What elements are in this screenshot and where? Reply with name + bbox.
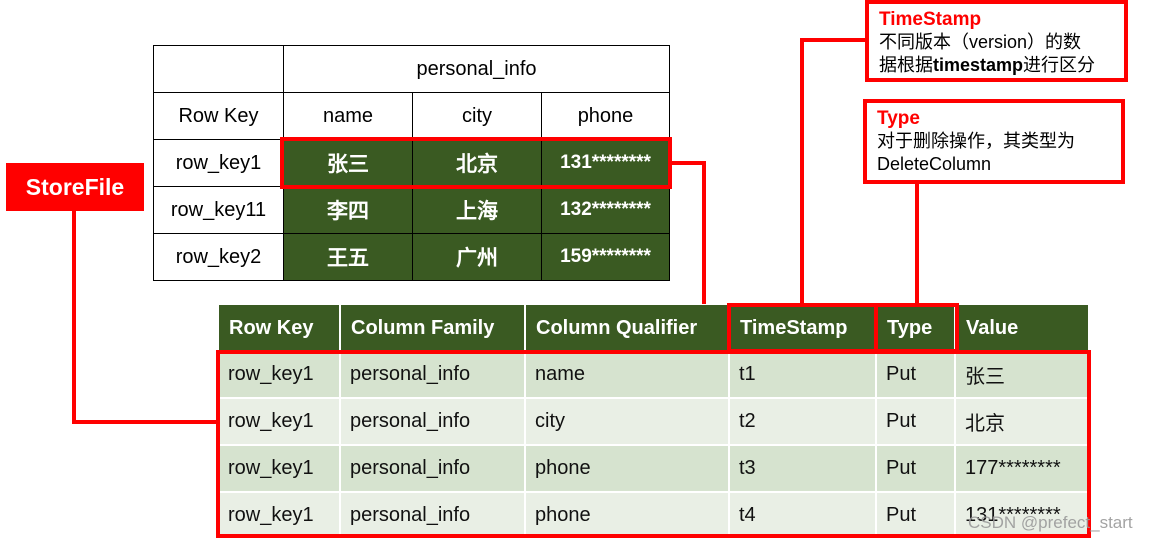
- watermark: CSDN @prefect_start: [968, 513, 1133, 532]
- timestamp-callout-line2-bold: timestamp: [933, 55, 1024, 75]
- logical-table-corner-cell: [153, 45, 284, 93]
- sf-cell-timestamp: t3: [730, 446, 877, 493]
- sf-cell-type: Put: [877, 493, 956, 540]
- header-name: name: [283, 92, 413, 140]
- sf-cell-row-key: row_key1: [219, 399, 341, 446]
- sf-cell-row-key: row_key1: [219, 493, 341, 540]
- sf-cell-column-qualifier: name: [526, 352, 730, 399]
- row-connector-vertical: [702, 161, 706, 304]
- header-city: city: [412, 92, 542, 140]
- sf-cell-column-qualifier: city: [526, 399, 730, 446]
- row-key-cell: row_key1: [153, 139, 284, 187]
- sf-cell-type: Put: [877, 352, 956, 399]
- sf-cell-column-family: personal_info: [341, 399, 526, 446]
- sf-cell-type: Put: [877, 399, 956, 446]
- storefile-connector-horizontal: [72, 420, 218, 424]
- column-family-header: personal_info: [283, 45, 670, 93]
- name-cell: 王五: [283, 233, 413, 281]
- type-callout-line2: DeleteColumn: [877, 154, 992, 174]
- timestamp-callout-line2: 据根据timestamp进行区分: [879, 54, 1114, 77]
- timestamp-callout-line2-post: 进行区分: [1023, 55, 1096, 75]
- type-connector-vertical: [915, 183, 919, 305]
- timestamp-callout: TimeStamp 不同版本（version）的数 据根据timestamp进行…: [865, 0, 1128, 82]
- sf-cell-column-family: personal_info: [341, 352, 526, 399]
- sf-header-column-qualifier: Column Qualifier: [526, 305, 730, 351]
- sf-header-column-family: Column Family: [341, 305, 526, 351]
- sf-header-timestamp: TimeStamp: [730, 305, 877, 351]
- storefile-label: StoreFile: [6, 163, 144, 211]
- sf-cell-row-key: row_key1: [219, 446, 341, 493]
- sf-cell-column-qualifier: phone: [526, 446, 730, 493]
- header-phone: phone: [541, 92, 670, 140]
- type-callout-line1: 对于删除操作，其类型为: [877, 131, 1075, 151]
- row-key-cell: row_key2: [153, 233, 284, 281]
- city-cell: 北京: [412, 139, 542, 187]
- sf-header-row-key: Row Key: [219, 305, 341, 351]
- sf-cell-value: 张三: [956, 352, 1088, 399]
- sf-cell-value: 177********: [956, 446, 1088, 493]
- storefile-connector-vertical: [72, 210, 76, 424]
- sf-header-value: Value: [956, 305, 1088, 351]
- phone-cell: 159********: [541, 233, 670, 281]
- city-cell: 广州: [412, 233, 542, 281]
- sf-cell-timestamp: t2: [730, 399, 877, 446]
- sf-cell-column-family: personal_info: [341, 493, 526, 540]
- sf-cell-value: 北京: [956, 399, 1088, 446]
- timestamp-callout-line2-pre: 据根据: [879, 55, 933, 75]
- row-connector-horizontal: [670, 161, 706, 165]
- phone-cell: 131********: [541, 139, 670, 187]
- timestamp-callout-title: TimeStamp: [879, 9, 982, 30]
- name-cell: 张三: [283, 139, 413, 187]
- header-row-key: Row Key: [153, 92, 284, 140]
- timestamp-connector-horizontal: [800, 38, 868, 42]
- row-key-cell: row_key11: [153, 186, 284, 234]
- timestamp-connector-vertical: [800, 38, 804, 305]
- sf-cell-row-key: row_key1: [219, 352, 341, 399]
- type-callout: Type 对于删除操作，其类型为 DeleteColumn: [863, 99, 1125, 184]
- sf-cell-column-family: personal_info: [341, 446, 526, 493]
- sf-cell-timestamp: t4: [730, 493, 877, 540]
- type-callout-title: Type: [877, 108, 920, 129]
- city-cell: 上海: [412, 186, 542, 234]
- sf-header-type: Type: [877, 305, 956, 351]
- sf-cell-column-qualifier: phone: [526, 493, 730, 540]
- name-cell: 李四: [283, 186, 413, 234]
- sf-cell-type: Put: [877, 446, 956, 493]
- phone-cell: 132********: [541, 186, 670, 234]
- sf-cell-timestamp: t1: [730, 352, 877, 399]
- timestamp-callout-line1: 不同版本（version）的数: [879, 32, 1082, 52]
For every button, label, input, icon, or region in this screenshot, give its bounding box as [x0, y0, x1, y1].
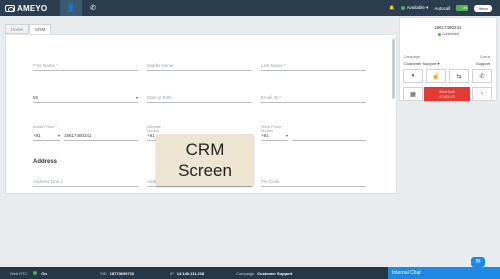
■ ■ ■ ■ ■
* **Task statement**:
Put every line of the listing above into a Markdown table with the columns No. and Line, numbering each row and skipping blank lines. Leave the pictures out.

* **Solution**:
| No. | Line |
|---|---|
| 1 | What elements are in this screenshot and where? Reply with name + bbox. |
| 2 | - watermark: CSDN @prefect_start: [968, 513, 1133, 532] |
| 3 | - timestamp-callout-line2-bold: timestamp: [933, 55, 1024, 75] |
| 4 | - logical-table-corner-cell: [153, 45, 284, 93] |
| 5 | - sf-cell-timestamp: t3: [730, 446, 877, 493] |
| 6 | - sf-cell-type: Put: [877, 493, 956, 540] |
| 7 | - header-name: name: [283, 92, 413, 140] |
| 8 | - sf-cell-row-key: row_key1: [219, 399, 341, 446] |
| 9 | - sf-cell-row-key: row_key1: [219, 493, 341, 540] |
| 10 | - sf-cell-column-qualifier: name: [526, 352, 730, 399] |
| 11 | - row-connector-vertical: [702, 161, 706, 304] |
| 12 | - header-city: city: [412, 92, 542, 140] |
| 13 | - sf-cell-column-qualifier: city: [526, 399, 730, 446] |
| 14 | - row-key-cell: row_key1: [153, 139, 284, 187] |
| 15 | - sf-cell-type: Put: [877, 352, 956, 399] |
| 16 | - sf-cell-column-family: personal_info: [341, 399, 526, 446] |
| 17 | - sf-cell-type: Put: [877, 399, 956, 446] |
| 18 | - storefile-connector-horizontal: [72, 420, 218, 424] |
| 19 | - column-family-header: personal_info: [283, 45, 670, 93] |
| 20 | - name-cell: 王五: [283, 233, 413, 281] |
| 21 | - type-callout-line2: DeleteColumn: [877, 154, 992, 174] |
| 22 | - timestamp-callout-line2: 据根据timestamp进行区分: [879, 54, 1114, 77] |
| 23 | - timestamp-callout-line2-post: 进行区分: [1023, 55, 1096, 75] |
| 24 | - type-connector-vertical: [915, 183, 919, 305] |
| 25 | - timestamp-callout: TimeStamp 不同版本（version）的数 据根据timestamp进行…: [865, 0, 1128, 82] |
| 26 | - sf-cell-column-family: personal_info: [341, 352, 526, 399] |
| 27 | - sf-header-column-qualifier: Column Qualifier: [526, 305, 730, 351] |
| 28 | - sf-header-column-family: Column Family: [341, 305, 526, 351] |
| 29 | - sf-header-timestamp: TimeStamp: [730, 305, 877, 351] |
| 30 | - storefile-label: StoreFile: [6, 163, 144, 211] |
| 31 | - sf-cell-row-key: row_key1: [219, 446, 341, 493] |
| 32 | - sf-cell-column-qualifier: phone: [526, 446, 730, 493] |
| 33 | - header-phone: phone: [541, 92, 670, 140] |
| 34 | - type-callout-line1: 对于删除操作，其类型为: [877, 131, 1075, 151] |
| 35 | - row-key-cell: row_key2: [153, 233, 284, 281] |
| 36 | - city-cell: 北京: [412, 139, 542, 187] |
| 37 | - sf-header-row-key: Row Key: [219, 305, 341, 351] |
| 38 | - sf-cell-value: 张三: [956, 352, 1088, 399] |
| 39 | - sf-cell-value: 177********: [956, 446, 1088, 493] |
| 40 | - storefile-connector-vertical: [72, 210, 76, 424] |
| 41 | - sf-header-value: Value: [956, 305, 1088, 351] |
| 42 | - phone-cell: 159********: [541, 233, 670, 281] |
| 43 | - city-cell: 广州: [412, 233, 542, 281] |
| 44 | - sf-cell-timestamp: t2: [730, 399, 877, 446] |
| 45 | - sf-cell-column-family: personal_info: [341, 493, 526, 540] |
| 46 | - sf-cell-value: 北京: [956, 399, 1088, 446] |
| 47 | - timestamp-callout-line2-pre: 据根据: [879, 55, 933, 75] |
| 48 | - row-connector-horizontal: [670, 161, 706, 165] |
| 49 | - phone-cell: 131********: [541, 139, 670, 187] |
| 50 | - timestamp-callout-title: TimeStamp: [879, 9, 982, 30] |
| 51 | - name-cell: 张三: [283, 139, 413, 187] |
| 52 | - header-row-key: Row Key: [153, 92, 284, 140] |
| 53 | - timestamp-connector-horizontal: [800, 38, 868, 42] |
| 54 | - row-key-cell: row_key11: [153, 186, 284, 234] |
| 55 | - timestamp-connector-vertical: [800, 38, 804, 305] |
| 56 | - sf-cell-row-key: row_key1: [219, 352, 341, 399] |
| 57 | - type-callout: Type 对于删除操作，其类型为 DeleteColumn: [863, 99, 1125, 184] |
| 58 | - sf-cell-column-family: personal_info: [341, 446, 526, 493] |
| 59 | - sf-cell-timestamp: t4: [730, 493, 877, 540] |
| 60 | - type-callout-title: Type: [877, 108, 920, 129] |
| 61 | - city-cell: 上海: [412, 186, 542, 234] |
| 62 | - sf-header-type: Type: [877, 305, 956, 351] |
| 63 | - sf-cell-column-qualifier: phone: [526, 493, 730, 540] |
| 64 | - name-cell: 李四: [283, 186, 413, 234] |
| 65 | - sf-cell-type: Put: [877, 446, 956, 493] |
| 66 | - phone-cell: 132********: [541, 186, 670, 234] |
| 67 | - sf-cell-timestamp: t1: [730, 352, 877, 399] |
| 68 | - timestamp-callout-line1: 不同版本（version）的数: [879, 32, 1082, 52] |
| 69 | For every button, label, input, icon, or region in this screenshot, give its bounding box as [x0, y0, x1, y1]. |